-- To do --
Tally how many lines hold the string "сроков". Your reply should be that number alone.

-- Input rows --

====

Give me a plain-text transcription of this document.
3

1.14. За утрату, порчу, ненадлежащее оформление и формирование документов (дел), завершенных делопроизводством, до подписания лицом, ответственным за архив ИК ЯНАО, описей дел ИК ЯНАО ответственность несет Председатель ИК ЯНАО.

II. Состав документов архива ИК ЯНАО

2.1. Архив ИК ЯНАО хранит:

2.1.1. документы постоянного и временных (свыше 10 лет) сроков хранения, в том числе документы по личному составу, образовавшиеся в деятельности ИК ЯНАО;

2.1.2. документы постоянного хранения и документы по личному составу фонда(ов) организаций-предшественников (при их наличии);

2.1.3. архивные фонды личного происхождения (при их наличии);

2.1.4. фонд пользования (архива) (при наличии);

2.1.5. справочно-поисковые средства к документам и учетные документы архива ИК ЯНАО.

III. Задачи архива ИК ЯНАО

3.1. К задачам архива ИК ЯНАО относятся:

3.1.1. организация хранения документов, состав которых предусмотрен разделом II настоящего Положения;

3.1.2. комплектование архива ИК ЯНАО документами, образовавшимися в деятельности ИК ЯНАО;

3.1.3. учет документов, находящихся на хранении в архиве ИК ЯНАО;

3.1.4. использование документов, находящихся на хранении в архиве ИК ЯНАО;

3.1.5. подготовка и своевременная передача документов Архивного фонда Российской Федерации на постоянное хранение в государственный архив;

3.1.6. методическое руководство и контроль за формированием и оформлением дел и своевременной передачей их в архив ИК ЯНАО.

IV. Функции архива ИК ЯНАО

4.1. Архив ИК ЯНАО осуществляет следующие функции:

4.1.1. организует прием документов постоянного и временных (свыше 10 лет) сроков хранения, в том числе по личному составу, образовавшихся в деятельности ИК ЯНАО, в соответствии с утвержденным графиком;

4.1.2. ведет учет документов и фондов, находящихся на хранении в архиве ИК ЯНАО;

====

-- Output below --
2